§ Text block
Will Weisman, executive director of Singularity University

Dystopian vs Utopian

Of course, exponential change, as well as exponential technologies, sound incredibly exciting but the cynical view could well be that these groundbreaking technologies would only be available to the super rich. And certainly, it’s not difficult to imagine a dystopian future where that becomes the case, particularly when the vast income inequality that exists in Africa is taken into account. Indeed, South Africa recently received the ignoble ‘honour’ of being named the most unequal society on the planet by Time magazine.

But the dystopian view where the rich have access to the latest and greatest technologies and extend their lifespan while those who can’t afford the available technology die needlessly doesn’t have to become a reality.

Weisman explained that another fundamental tenet for how SingularityU views exponential change is serial entrepreneur Peter Dimandis’ work on abundance. “The underlying principle is that technology is a force that takes something that is scarce and makes it abundant. It begins when something becomes digitized, and then deceptive, where these developments are underestimated or misunderstood,” he continued.  

Technology for all

For example, computers were once thought of as having to be the size of a room and only available to the few. Less than twenty years ago, having a device in our pocket that was more powerful than a desktop computer would have been unthinkable. Laughable even. Nonetheless, that is our present.

In any event, technology developments ultimately become democratized, which leads then to becoming faster, cheaper and ubiquitous. Hopefully that will be the case for many more exponential technologies that are in the process of becoming reality.   

“This is an incredible time to be alive, as we have the chance to take the world forward to abundance rather than in a dystopian direction. It is our hope that we will come together to move the world forward in a very positive way,” he concluded.

§ Raw records
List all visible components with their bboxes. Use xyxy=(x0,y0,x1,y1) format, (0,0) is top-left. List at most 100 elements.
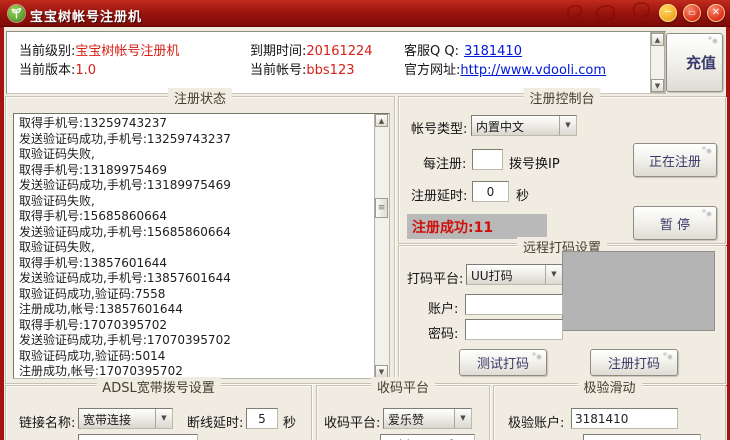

---

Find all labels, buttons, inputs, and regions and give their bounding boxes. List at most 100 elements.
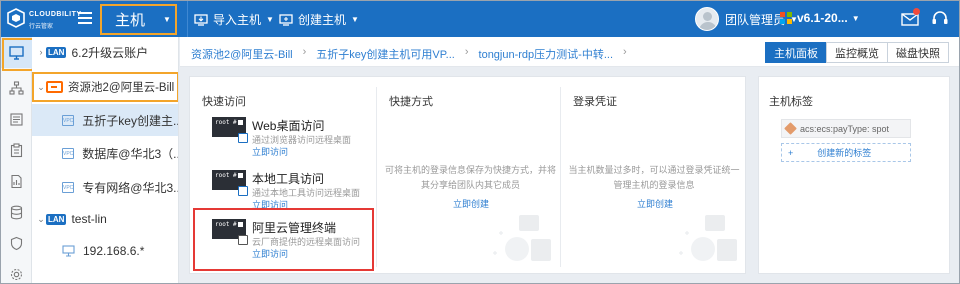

§ Tasks and exercises
1. Based on the text on exponential technology, decide whether each statement agrees with it: (a) Time magazine named South Africa the most unequal society on the planet; (b) computers were once thought of as available to everyone; (c) the work on abundance is credited to Peter Dimandis. Answer yes or no for each, quoting the deciding words.
2. In the text on exponential technology, what do technology developments become once they are democratized? List every quality named.
3. Rewrite the paragraph of the text on exponential technology that begins "For example, computers were once thought of" in fewer words, keeping its main facts.

§ Full solutions
1.
(a) Yes: "being named the most unequal society on the planet by Time magazine"
(b) No: "computers were once thought of as having to be the size of a room and only available to the few"
(c) Yes: "serial entrepreneur Peter Dimandis’ work on abundance"

2.
Faster
Cheaper
Ubiquitous

3. Computers were once seen as room-sized machines available only to a few. Less than twenty years ago, a pocket device more powerful than a desktop computer would have seemed unthinkable, even laughable, yet that is now the present.